## What to work on
Among the entries, which lines carry the string "Mobile"? Copy each of them.

--- Start ---

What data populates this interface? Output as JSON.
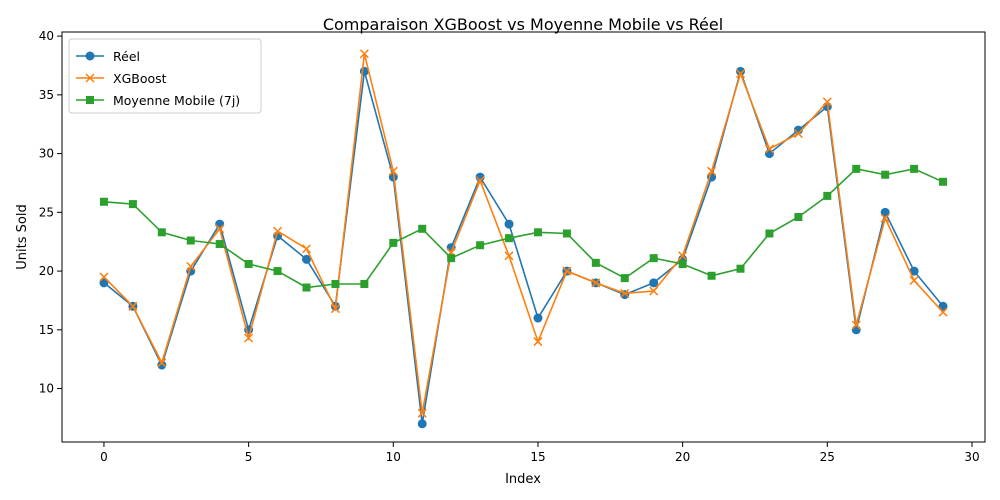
{
  "chart_data": {
    "type": "line",
    "title": "Comparaison XGBoost vs Moyenne Mobile vs Réel",
    "xlabel": "Index",
    "ylabel": "Units Sold",
    "xlim": [
      -1.45,
      30.45
    ],
    "ylim": [
      5.45,
      40.35
    ],
    "xticks": [
      0,
      5,
      10,
      15,
      20,
      25,
      30
    ],
    "yticks": [
      10,
      15,
      20,
      25,
      30,
      35,
      40
    ],
    "grid": false,
    "legend_position": "top-left",
    "x": [
      0,
      1,
      2,
      3,
      4,
      5,
      6,
      7,
      8,
      9,
      10,
      11,
      12,
      13,
      14,
      15,
      16,
      17,
      18,
      19,
      20,
      21,
      22,
      23,
      24,
      25,
      26,
      27,
      28,
      29
    ],
    "series": [
      {
        "name": "Réel",
        "color": "#1f77b4",
        "marker": "circle",
        "values": [
          19,
          17,
          12,
          20,
          24,
          15,
          23,
          21,
          17,
          37,
          28,
          7,
          22,
          28,
          24,
          16,
          20,
          19,
          18,
          19,
          21,
          28,
          37,
          30,
          32,
          34,
          15,
          25,
          20,
          17
        ]
      },
      {
        "name": "XGBoost",
        "color": "#ff7f0e",
        "marker": "x",
        "values": [
          19.5,
          17,
          12.2,
          20.4,
          23.6,
          14.3,
          23.4,
          21.9,
          16.8,
          38.5,
          28.5,
          7.9,
          21.6,
          27.7,
          21.3,
          14,
          20,
          19,
          18.1,
          18.3,
          21.3,
          28.5,
          36.8,
          30.4,
          31.7,
          34.4,
          15.4,
          24.5,
          19.2,
          16.5
        ]
      },
      {
        "name": "Moyenne Mobile (7j)",
        "color": "#2ca02c",
        "marker": "square",
        "values": [
          25.9,
          25.7,
          23.3,
          22.6,
          22.3,
          20.6,
          20,
          18.6,
          18.9,
          18.9,
          22.4,
          23.6,
          21.1,
          22.2,
          22.8,
          23.3,
          23.2,
          20.7,
          19.4,
          21.1,
          20.6,
          19.6,
          20.2,
          23.2,
          24.6,
          26.4,
          28.7,
          28.2,
          28.7,
          27.6
        ]
      }
    ]
  }
}
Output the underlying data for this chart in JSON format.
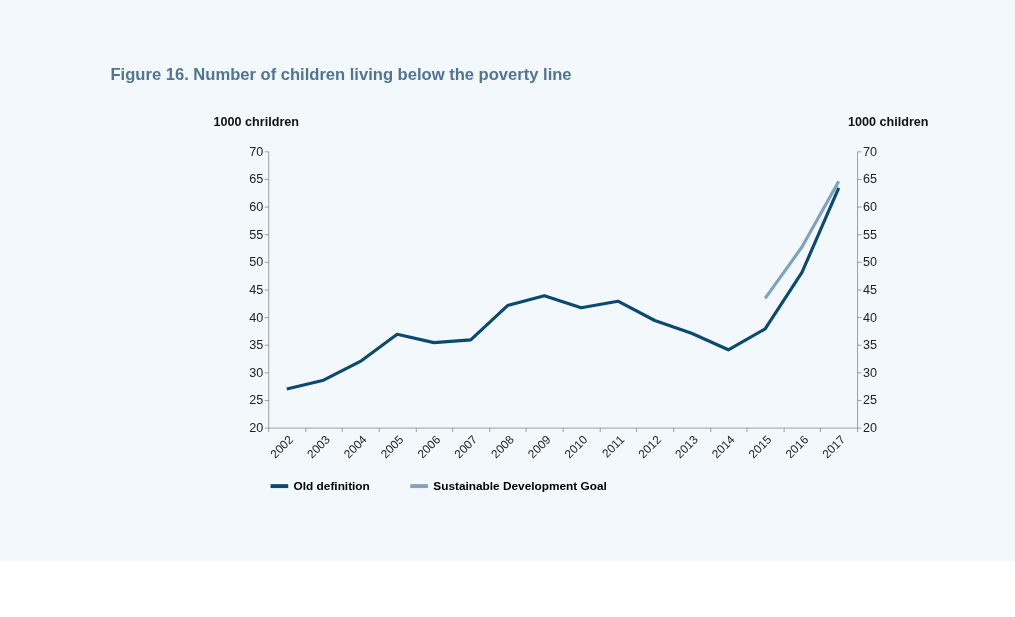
{
  "chart_data": {
    "type": "line",
    "title": "Figure 16. Number of children living below the poverty line",
    "ylabel": "1000 chrildren",
    "y2label": "1000 children",
    "categories": [
      "2002",
      "2003",
      "2004",
      "2005",
      "2006",
      "2007",
      "2008",
      "2009",
      "2010",
      "2011",
      "2012",
      "2013",
      "2014",
      "2015",
      "2016",
      "2017"
    ],
    "series": [
      {
        "name": "Old definition",
        "color": "#0b4a6f",
        "values": [
          27.0,
          28.6,
          32.0,
          36.9,
          35.4,
          35.9,
          42.1,
          43.9,
          41.7,
          42.9,
          39.4,
          37.1,
          34.1,
          37.9,
          48.1,
          63.4
        ]
      },
      {
        "name": "Sustainable Development Goal",
        "color": "#7fa3ba",
        "axis": "y2",
        "values": [
          null,
          null,
          null,
          null,
          null,
          null,
          null,
          null,
          null,
          null,
          null,
          null,
          null,
          43.4,
          52.7,
          64.6
        ]
      }
    ],
    "ylim": [
      20,
      70
    ],
    "yticks": [
      20,
      25,
      30,
      35,
      40,
      45,
      50,
      55,
      60,
      65,
      70
    ],
    "y2lim": [
      20,
      70
    ],
    "y2ticks": [
      20,
      25,
      30,
      35,
      40,
      45,
      50,
      55,
      60,
      65,
      70
    ],
    "grid": false,
    "legend": "bottom",
    "marker": "none",
    "line_style": "solid"
  }
}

--- End ---

## Response
    "title": "Comparaison XGBoost vs Moyenne Mobile vs Réel",
        "name": "Moyenne Mobile (7j)",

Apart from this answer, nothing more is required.